◆ THE EXERCISE
Select and reproduce each line of the listing below that bears the string "rates".

Dataset items:
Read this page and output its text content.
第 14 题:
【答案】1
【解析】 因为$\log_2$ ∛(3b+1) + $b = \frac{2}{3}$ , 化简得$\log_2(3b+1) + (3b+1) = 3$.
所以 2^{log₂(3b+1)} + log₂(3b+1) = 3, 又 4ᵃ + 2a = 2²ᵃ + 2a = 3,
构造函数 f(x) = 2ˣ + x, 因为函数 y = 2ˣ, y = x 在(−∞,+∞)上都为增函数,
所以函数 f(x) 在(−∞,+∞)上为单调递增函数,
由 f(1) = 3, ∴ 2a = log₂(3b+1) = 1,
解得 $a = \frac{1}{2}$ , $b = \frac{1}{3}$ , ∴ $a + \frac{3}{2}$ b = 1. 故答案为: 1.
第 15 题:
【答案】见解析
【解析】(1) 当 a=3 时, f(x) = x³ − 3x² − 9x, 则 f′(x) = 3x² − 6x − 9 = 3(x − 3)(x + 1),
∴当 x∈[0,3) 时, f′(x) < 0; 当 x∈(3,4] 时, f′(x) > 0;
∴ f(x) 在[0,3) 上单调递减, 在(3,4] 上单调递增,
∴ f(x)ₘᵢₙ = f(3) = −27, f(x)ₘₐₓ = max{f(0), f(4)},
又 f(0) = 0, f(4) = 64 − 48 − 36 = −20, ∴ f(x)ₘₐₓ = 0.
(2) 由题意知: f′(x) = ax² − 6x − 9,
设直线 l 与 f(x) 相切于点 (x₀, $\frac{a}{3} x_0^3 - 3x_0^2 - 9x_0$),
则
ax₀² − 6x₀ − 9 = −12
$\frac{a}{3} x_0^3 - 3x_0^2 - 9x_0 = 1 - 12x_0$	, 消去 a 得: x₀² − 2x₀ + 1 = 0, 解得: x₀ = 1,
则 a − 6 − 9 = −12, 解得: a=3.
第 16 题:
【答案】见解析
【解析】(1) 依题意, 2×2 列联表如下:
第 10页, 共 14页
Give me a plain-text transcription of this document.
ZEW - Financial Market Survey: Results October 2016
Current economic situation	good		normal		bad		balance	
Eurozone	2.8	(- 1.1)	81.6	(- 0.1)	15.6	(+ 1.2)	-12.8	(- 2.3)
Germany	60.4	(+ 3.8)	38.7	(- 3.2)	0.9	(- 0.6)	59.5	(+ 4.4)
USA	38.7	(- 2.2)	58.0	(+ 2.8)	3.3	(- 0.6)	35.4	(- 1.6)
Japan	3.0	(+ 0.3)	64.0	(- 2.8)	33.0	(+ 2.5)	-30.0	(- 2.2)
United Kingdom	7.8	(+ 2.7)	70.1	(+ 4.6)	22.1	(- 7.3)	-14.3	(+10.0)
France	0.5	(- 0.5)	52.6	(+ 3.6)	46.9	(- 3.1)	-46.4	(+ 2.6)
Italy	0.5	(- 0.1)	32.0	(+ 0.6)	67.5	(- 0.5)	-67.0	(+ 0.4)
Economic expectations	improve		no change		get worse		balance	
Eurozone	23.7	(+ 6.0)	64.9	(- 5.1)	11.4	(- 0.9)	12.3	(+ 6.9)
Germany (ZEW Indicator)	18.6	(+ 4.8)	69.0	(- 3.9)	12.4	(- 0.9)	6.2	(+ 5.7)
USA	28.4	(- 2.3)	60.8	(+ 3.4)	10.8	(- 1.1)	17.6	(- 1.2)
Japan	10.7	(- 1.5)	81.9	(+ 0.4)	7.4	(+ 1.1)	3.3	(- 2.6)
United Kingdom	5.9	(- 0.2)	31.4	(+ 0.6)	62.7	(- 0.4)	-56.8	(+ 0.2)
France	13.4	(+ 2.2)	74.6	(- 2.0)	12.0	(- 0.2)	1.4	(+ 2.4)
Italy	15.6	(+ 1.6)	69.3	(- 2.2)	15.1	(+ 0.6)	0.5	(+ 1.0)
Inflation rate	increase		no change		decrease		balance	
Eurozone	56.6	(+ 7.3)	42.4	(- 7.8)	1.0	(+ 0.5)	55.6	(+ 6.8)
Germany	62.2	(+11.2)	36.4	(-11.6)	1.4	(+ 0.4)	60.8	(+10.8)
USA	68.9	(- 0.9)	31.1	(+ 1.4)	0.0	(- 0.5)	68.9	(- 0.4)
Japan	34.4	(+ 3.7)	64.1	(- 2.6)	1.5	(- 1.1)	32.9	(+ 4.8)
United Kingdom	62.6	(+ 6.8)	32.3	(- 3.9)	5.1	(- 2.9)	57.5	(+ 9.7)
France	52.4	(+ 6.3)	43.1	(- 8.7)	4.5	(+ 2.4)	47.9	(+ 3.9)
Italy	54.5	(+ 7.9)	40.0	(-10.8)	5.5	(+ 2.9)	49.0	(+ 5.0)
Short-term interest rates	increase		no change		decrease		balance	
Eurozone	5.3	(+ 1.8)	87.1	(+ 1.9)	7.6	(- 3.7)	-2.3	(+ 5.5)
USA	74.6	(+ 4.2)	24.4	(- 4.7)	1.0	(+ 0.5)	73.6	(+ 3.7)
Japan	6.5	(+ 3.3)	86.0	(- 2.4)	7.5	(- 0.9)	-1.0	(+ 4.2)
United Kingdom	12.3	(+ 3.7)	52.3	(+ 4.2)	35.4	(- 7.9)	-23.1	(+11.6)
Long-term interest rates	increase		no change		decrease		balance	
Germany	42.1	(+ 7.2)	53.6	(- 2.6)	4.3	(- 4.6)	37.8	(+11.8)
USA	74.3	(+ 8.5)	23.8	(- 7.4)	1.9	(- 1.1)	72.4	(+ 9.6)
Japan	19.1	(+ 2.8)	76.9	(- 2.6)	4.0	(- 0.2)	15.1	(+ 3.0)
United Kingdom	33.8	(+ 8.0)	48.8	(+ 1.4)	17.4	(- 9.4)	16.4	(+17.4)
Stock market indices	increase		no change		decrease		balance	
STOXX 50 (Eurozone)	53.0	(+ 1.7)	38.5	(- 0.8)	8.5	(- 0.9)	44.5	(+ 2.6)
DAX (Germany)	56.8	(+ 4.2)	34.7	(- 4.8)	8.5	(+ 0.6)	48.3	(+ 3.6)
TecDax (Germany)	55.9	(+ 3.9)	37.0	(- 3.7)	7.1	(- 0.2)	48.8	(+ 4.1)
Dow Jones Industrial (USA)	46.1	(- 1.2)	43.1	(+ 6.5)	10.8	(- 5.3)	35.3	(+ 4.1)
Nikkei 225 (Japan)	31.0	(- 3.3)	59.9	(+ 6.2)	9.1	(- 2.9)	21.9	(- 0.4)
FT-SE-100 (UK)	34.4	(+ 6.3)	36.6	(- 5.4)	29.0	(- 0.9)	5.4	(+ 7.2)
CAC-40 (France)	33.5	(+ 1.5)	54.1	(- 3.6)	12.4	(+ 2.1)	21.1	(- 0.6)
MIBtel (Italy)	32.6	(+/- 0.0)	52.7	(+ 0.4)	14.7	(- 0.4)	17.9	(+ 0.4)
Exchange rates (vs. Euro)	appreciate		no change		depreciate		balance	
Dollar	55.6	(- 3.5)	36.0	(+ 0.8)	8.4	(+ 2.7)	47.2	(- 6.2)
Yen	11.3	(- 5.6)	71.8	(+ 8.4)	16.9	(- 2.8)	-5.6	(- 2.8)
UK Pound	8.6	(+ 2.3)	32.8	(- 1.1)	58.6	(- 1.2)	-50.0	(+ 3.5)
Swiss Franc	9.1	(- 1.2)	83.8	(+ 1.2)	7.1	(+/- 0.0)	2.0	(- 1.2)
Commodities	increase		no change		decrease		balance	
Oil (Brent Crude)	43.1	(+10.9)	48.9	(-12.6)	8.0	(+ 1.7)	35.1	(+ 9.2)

◆ FINISHED TASK
Short-term interest rates	increase		no change		decrease		balance	
Long-term interest rates	increase		no change		decrease		balance	
Exchange rates (vs. Euro)	appreciate		no change		depreciate		balance	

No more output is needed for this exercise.